TRECHO DO TEXTO
%%

As empresas do setor financeiro adotam medidas de segurança que ultrapassam os tradicionais usuário e senha. Isso inclui autenticação multifator (com envio de mensagens ou chave física), certificados digitais e mensagens cifradas (as chamadas chaves API).

No caso de grandes bancos e companhias mais consolidadas, é comum a adoção de aparelhos para armazenar as chaves e os certificados de segurança, os chamados módulos de segurança física. Trata-se de uma espécie de HD externo com as informações de acesso.

“Esses dispositivos são projetados para evitar extração ou uso não autorizado das chaves, com controles físicos e lógicos rígidos”, explica Isabel Silva, diretora da empresa de cibersegurança Add Value.

Caso a C&M Software use essa tecnologia, seria necessário os criminosos terem a posse desse equipamento e fazerem o acesso a um computador da empresa, antes de conseguir acesso.

%%

CONTEÚDO DOS DADOS
%%

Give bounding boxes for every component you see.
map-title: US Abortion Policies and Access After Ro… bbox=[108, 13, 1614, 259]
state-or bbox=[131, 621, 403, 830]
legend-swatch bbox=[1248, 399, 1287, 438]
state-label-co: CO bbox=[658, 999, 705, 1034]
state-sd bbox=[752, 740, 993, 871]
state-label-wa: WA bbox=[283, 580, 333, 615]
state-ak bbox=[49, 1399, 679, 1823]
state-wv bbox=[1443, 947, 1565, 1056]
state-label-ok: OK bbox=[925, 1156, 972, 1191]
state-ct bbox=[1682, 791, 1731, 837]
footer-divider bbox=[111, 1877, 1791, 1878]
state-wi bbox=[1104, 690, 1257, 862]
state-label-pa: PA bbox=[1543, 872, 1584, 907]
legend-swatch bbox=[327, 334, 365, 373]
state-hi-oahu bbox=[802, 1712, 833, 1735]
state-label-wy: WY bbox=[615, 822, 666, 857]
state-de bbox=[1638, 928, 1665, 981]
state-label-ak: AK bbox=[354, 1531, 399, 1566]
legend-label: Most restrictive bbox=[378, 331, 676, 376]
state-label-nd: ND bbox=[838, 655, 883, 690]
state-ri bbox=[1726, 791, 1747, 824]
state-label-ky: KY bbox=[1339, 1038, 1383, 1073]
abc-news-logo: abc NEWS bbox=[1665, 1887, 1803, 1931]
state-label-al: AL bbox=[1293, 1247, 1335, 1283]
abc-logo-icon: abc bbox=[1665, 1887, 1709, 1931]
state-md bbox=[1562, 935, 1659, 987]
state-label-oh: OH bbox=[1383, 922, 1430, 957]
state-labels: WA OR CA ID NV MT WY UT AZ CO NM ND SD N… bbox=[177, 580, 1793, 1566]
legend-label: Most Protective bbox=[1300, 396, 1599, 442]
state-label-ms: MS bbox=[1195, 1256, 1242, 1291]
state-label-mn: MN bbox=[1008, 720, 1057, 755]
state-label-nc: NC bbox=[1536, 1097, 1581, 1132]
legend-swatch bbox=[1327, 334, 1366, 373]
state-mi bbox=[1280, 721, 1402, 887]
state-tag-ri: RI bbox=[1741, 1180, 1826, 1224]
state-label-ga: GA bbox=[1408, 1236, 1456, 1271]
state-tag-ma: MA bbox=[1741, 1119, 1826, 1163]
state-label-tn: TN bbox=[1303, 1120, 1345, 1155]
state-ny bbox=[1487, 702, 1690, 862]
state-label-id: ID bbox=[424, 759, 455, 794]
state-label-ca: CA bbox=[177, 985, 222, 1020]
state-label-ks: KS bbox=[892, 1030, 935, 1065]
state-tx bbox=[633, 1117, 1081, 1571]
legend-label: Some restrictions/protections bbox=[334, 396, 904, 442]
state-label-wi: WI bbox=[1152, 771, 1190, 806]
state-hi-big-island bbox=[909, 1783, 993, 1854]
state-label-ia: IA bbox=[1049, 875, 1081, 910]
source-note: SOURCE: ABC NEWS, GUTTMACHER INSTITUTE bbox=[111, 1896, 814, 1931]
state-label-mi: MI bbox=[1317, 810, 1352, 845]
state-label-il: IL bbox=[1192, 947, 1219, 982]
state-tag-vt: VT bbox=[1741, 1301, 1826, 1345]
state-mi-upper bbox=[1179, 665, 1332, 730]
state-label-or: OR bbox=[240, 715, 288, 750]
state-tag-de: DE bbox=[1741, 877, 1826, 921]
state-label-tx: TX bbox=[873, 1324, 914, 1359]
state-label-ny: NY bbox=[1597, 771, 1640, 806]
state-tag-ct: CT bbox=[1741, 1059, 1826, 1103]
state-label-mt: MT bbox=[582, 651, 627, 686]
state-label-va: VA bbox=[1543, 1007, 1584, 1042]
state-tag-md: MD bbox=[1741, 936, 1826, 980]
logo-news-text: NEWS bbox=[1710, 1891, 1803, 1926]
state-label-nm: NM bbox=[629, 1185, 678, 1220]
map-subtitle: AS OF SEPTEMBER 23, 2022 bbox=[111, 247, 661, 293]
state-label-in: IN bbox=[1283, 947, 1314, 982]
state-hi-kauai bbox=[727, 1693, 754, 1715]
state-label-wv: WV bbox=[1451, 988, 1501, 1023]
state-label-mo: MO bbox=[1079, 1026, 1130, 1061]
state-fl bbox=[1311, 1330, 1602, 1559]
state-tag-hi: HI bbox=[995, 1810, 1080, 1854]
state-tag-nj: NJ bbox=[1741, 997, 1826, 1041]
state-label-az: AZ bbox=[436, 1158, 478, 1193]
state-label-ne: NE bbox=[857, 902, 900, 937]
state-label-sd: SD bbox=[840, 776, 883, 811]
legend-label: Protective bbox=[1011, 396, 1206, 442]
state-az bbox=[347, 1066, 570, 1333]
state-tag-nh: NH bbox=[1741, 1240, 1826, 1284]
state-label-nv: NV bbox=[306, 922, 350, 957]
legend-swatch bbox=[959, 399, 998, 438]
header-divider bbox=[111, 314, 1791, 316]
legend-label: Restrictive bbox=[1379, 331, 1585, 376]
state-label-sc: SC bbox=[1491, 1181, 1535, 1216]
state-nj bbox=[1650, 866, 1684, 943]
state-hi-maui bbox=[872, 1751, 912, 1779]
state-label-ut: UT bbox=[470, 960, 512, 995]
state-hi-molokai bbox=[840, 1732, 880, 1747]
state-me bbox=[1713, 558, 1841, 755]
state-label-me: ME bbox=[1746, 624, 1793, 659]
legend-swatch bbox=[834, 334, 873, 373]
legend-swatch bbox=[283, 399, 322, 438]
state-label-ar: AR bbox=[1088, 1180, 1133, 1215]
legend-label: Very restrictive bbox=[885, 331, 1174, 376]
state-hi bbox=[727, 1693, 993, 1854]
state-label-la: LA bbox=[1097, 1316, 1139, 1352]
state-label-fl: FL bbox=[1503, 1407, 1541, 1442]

%%

Reproduza o trecho do texto sem alterações, começando nas palavras "No caso de grandes" e parando logo depois de "de conseguir acesso.". As linhas não têm nenhum papel nesta tarefa.

No caso de grandes bancos e companhias mais consolidadas, é comum a adoção de aparelhos para armazenar as chaves e os certificados de segurança, os chamados módulos de segurança física. Trata-se de uma espécie de HD externo com as informações de acesso.

“Esses dispositivos são projetados para evitar extração ou uso não autorizado das chaves, com controles físicos e lógicos rígidos”, explica Isabel Silva, diretora da empresa de cibersegurança Add Value.

Caso a C&M Software use essa tecnologia, seria necessário os criminosos terem a posse desse equipamento e fazerem o acesso a um computador da empresa, antes de conseguir acesso.